(Stored data)
+ + + + + + +

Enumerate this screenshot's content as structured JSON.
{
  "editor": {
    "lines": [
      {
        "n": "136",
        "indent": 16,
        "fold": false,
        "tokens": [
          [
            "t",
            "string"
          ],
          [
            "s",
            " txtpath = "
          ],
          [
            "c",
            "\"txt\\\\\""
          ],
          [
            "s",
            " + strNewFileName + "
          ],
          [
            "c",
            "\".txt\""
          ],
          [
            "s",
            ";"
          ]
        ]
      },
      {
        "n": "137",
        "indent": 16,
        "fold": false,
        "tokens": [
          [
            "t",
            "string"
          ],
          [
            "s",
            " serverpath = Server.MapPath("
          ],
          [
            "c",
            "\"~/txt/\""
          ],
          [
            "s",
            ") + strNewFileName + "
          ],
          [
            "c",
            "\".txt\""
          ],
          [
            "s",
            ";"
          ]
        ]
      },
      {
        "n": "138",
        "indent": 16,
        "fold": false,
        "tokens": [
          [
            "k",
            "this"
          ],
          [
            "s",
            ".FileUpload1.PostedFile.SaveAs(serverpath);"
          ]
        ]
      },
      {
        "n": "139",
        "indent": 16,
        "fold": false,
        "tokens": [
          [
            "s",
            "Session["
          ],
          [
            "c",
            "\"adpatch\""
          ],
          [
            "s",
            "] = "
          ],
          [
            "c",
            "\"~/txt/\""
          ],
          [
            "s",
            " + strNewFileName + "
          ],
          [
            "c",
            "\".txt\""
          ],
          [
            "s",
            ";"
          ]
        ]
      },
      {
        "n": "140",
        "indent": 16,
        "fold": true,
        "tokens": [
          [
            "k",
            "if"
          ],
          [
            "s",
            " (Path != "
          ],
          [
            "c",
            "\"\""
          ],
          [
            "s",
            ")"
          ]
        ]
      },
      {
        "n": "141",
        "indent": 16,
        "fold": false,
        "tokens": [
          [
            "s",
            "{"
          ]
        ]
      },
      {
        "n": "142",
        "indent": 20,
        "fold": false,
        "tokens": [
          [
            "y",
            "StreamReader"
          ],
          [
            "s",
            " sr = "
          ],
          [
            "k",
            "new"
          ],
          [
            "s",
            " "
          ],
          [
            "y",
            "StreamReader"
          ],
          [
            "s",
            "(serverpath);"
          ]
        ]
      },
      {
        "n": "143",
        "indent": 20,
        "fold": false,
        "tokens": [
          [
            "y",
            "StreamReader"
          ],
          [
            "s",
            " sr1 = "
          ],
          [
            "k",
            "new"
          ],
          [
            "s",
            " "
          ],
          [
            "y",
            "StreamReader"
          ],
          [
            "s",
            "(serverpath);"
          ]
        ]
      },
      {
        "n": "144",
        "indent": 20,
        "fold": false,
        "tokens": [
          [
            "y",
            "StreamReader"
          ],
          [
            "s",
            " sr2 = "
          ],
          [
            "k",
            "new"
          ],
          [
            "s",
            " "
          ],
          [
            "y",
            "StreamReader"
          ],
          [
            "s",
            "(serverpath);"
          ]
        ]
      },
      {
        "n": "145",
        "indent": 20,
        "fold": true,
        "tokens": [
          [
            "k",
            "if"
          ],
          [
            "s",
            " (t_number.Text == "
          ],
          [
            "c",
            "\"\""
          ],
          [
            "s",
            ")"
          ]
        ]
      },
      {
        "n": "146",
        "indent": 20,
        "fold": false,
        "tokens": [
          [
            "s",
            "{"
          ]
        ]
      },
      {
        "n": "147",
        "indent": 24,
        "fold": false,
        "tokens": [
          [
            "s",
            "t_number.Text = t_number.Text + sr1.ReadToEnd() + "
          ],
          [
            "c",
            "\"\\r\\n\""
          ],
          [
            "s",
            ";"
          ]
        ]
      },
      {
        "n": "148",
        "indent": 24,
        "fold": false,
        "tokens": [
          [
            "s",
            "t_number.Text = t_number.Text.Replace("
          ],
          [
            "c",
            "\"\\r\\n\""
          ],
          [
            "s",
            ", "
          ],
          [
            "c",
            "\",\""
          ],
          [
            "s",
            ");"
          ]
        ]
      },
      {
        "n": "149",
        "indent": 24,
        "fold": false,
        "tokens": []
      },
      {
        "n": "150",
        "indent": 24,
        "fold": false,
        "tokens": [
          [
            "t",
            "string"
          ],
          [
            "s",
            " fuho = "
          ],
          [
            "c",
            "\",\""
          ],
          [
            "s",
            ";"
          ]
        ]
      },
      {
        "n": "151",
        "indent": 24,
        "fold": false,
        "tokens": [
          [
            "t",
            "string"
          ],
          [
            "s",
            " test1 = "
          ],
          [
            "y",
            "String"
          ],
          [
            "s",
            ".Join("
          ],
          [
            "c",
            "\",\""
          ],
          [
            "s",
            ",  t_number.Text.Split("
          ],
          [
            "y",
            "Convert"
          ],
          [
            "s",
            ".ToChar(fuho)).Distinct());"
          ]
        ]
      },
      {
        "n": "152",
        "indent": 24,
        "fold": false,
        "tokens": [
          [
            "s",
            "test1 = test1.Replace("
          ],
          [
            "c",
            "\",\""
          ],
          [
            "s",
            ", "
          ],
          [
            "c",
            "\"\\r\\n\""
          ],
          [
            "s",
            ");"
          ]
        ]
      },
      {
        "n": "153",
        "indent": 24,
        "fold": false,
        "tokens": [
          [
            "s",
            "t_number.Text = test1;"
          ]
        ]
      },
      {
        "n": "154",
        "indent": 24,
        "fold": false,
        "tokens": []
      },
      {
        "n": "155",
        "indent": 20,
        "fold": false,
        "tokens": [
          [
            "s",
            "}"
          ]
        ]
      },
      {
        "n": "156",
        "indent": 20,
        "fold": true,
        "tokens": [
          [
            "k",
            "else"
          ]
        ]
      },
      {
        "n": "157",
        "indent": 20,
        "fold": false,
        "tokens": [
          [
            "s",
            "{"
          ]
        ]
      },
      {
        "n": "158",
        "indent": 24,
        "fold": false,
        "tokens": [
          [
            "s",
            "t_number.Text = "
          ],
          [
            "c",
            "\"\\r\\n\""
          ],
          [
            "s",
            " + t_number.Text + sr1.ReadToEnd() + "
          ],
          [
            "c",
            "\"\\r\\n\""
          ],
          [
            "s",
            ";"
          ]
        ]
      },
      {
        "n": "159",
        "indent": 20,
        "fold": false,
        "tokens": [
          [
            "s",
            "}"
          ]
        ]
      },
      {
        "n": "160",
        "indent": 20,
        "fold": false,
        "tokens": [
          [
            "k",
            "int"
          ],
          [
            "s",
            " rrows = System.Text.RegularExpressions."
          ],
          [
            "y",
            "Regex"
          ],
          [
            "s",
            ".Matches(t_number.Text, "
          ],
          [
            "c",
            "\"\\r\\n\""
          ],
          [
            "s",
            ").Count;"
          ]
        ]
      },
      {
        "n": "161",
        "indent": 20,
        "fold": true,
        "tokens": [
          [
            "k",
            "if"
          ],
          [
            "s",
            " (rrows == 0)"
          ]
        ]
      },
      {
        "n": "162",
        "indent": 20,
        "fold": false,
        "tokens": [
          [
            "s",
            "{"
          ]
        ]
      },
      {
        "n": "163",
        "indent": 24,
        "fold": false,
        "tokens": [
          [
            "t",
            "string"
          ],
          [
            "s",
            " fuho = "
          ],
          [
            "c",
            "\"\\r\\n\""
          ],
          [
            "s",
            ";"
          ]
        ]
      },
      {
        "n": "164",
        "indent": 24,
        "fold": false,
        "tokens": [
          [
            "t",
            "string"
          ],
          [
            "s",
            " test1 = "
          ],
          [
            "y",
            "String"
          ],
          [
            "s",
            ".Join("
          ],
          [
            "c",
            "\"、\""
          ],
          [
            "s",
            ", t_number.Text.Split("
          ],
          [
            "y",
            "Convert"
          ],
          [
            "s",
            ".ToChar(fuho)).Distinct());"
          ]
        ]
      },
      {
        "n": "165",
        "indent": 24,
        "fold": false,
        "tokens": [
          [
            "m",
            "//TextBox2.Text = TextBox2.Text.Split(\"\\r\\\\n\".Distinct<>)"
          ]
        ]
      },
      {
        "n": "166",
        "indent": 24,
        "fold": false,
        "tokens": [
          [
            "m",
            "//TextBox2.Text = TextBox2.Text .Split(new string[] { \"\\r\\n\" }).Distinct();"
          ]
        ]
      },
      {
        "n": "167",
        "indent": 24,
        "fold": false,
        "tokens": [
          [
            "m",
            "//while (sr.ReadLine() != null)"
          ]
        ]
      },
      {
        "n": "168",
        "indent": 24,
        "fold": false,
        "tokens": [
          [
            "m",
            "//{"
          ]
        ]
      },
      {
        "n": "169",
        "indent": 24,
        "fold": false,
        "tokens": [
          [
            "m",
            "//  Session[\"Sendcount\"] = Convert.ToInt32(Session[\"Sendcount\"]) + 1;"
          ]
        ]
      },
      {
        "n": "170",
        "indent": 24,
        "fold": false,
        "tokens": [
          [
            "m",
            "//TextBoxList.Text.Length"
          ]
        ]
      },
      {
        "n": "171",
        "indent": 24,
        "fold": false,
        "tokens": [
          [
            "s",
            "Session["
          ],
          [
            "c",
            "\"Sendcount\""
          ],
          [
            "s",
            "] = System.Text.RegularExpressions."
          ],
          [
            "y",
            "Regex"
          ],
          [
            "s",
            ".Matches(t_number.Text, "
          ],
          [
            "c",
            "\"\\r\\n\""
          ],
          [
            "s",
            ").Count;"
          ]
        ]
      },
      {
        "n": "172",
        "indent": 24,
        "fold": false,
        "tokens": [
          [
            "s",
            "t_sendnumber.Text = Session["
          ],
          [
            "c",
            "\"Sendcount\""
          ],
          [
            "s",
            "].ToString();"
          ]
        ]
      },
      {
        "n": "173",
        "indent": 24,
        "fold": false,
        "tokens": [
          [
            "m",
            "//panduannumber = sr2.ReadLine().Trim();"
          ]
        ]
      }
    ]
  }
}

+ + + + + + +

▶ Your objective
In the material above, find the lines that contain "Distinct" and show them.

▶ Expected answer
            ".ToChar(fuho)).Distinct());"
            ".ToChar(fuho)).Distinct());"
            "//TextBox2.Text = TextBox2.Text.Split(\"\\r\\\\n\".Distinct<>)"
            "//TextBox2.Text = TextBox2.Text .Split(new string[] { \"\\r\\n\" }).Distinct();"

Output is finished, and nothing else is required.